▶ To be done
Restate the complete material exactly.

▶ Rows
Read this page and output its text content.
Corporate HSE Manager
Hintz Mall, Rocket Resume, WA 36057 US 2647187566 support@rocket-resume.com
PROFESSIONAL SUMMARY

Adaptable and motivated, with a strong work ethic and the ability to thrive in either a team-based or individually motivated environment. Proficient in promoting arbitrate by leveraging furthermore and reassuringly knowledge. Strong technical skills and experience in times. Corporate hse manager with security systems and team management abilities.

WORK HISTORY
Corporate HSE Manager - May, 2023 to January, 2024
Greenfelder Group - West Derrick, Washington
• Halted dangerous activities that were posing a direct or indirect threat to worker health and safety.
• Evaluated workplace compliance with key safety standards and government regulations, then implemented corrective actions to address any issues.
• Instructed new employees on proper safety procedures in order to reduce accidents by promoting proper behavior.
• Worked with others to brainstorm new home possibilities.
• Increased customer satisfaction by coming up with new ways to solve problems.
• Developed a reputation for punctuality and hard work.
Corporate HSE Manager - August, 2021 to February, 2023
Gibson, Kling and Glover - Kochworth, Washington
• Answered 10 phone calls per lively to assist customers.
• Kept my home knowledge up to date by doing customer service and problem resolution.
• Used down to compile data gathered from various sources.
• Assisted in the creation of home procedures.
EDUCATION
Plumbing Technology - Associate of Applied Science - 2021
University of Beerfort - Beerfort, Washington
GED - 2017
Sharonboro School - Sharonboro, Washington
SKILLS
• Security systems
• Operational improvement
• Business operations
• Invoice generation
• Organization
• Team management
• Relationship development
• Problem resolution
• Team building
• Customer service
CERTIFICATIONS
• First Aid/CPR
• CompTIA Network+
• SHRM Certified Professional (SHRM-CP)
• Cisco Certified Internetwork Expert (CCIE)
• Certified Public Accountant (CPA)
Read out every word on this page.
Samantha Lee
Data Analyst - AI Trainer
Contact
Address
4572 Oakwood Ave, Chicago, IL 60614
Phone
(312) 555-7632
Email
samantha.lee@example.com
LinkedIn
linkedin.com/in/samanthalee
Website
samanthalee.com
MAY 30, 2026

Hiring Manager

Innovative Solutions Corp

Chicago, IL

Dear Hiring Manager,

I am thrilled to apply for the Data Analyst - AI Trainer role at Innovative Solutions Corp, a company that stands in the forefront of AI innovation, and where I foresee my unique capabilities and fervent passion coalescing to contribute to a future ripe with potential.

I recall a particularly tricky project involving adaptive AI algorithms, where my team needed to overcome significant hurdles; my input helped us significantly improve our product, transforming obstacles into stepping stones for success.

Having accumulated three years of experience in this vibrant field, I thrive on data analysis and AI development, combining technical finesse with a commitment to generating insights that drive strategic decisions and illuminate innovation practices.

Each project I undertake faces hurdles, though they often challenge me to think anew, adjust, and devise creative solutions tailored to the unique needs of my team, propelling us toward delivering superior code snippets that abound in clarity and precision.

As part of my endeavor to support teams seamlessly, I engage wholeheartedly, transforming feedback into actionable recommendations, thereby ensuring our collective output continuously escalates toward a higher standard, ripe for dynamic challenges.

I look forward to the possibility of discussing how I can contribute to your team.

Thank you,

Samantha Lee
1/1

▶ The output
Read this page and output its text content.
Corporate HSE Manager
Hintz Mall, Rocket Resume, WA 36057 US 2647187566 support@rocket-resume.com
PROFESSIONAL SUMMARY

Adaptable and motivated, with a strong work ethic and the ability to thrive in either a team-based or individually motivated environment. Proficient in promoting arbitrate by leveraging furthermore and reassuringly knowledge. Strong technical skills and experience in times. Corporate hse manager with security systems and team management abilities.

WORK HISTORY
Corporate HSE Manager - May, 2023 to January, 2024
Greenfelder Group - West Derrick, Washington
• Halted dangerous activities that were posing a direct or indirect threat to worker health and safety.
• Evaluated workplace compliance with key safety standards and government regulations, then implemented corrective actions to address any issues.
• Instructed new employees on proper safety procedures in order to reduce accidents by promoting proper behavior.
• Worked with others to brainstorm new home possibilities.
• Increased customer satisfaction by coming up with new ways to solve problems.
• Developed a reputation for punctuality and hard work.
Corporate HSE Manager - August, 2021 to February, 2023
Gibson, Kling and Glover - Kochworth, Washington
• Answered 10 phone calls per lively to assist customers.
• Kept my home knowledge up to date by doing customer service and problem resolution.
• Used down to compile data gathered from various sources.
• Assisted in the creation of home procedures.
EDUCATION
Plumbing Technology - Associate of Applied Science - 2021
University of Beerfort - Beerfort, Washington
GED - 2017
Sharonboro School - Sharonboro, Washington
SKILLS
• Security systems
• Operational improvement
• Business operations
• Invoice generation
• Organization
• Team management
• Relationship development
• Problem resolution
• Team building
• Customer service
CERTIFICATIONS
• First Aid/CPR
• CompTIA Network+
• SHRM Certified Professional (SHRM-CP)
• Cisco Certified Internetwork Expert (CCIE)
• Certified Public Accountant (CPA)
Read out every word on this page.
Samantha Lee
Data Analyst - AI Trainer
Contact
Address
4572 Oakwood Ave, Chicago, IL 60614
Phone
(312) 555-7632
Email
samantha.lee@example.com
LinkedIn
linkedin.com/in/samanthalee
Website
samanthalee.com
MAY 30, 2026

Hiring Manager

Innovative Solutions Corp

Chicago, IL

Dear Hiring Manager,

I am thrilled to apply for the Data Analyst - AI Trainer role at Innovative Solutions Corp, a company that stands in the forefront of AI innovation, and where I foresee my unique capabilities and fervent passion coalescing to contribute to a future ripe with potential.

I recall a particularly tricky project involving adaptive AI algorithms, where my team needed to overcome significant hurdles; my input helped us significantly improve our product, transforming obstacles into stepping stones for success.

Having accumulated three years of experience in this vibrant field, I thrive on data analysis and AI development, combining technical finesse with a commitment to generating insights that drive strategic decisions and illuminate innovation practices.

Each project I undertake faces hurdles, though they often challenge me to think anew, adjust, and devise creative solutions tailored to the unique needs of my team, propelling us toward delivering superior code snippets that abound in clarity and precision.

As part of my endeavor to support teams seamlessly, I engage wholeheartedly, transforming feedback into actionable recommendations, thereby ensuring our collective output continuously escalates toward a higher standard, ripe for dynamic challenges.

I look forward to the possibility of discussing how I can contribute to your team.

Thank you,

Samantha Lee
1/1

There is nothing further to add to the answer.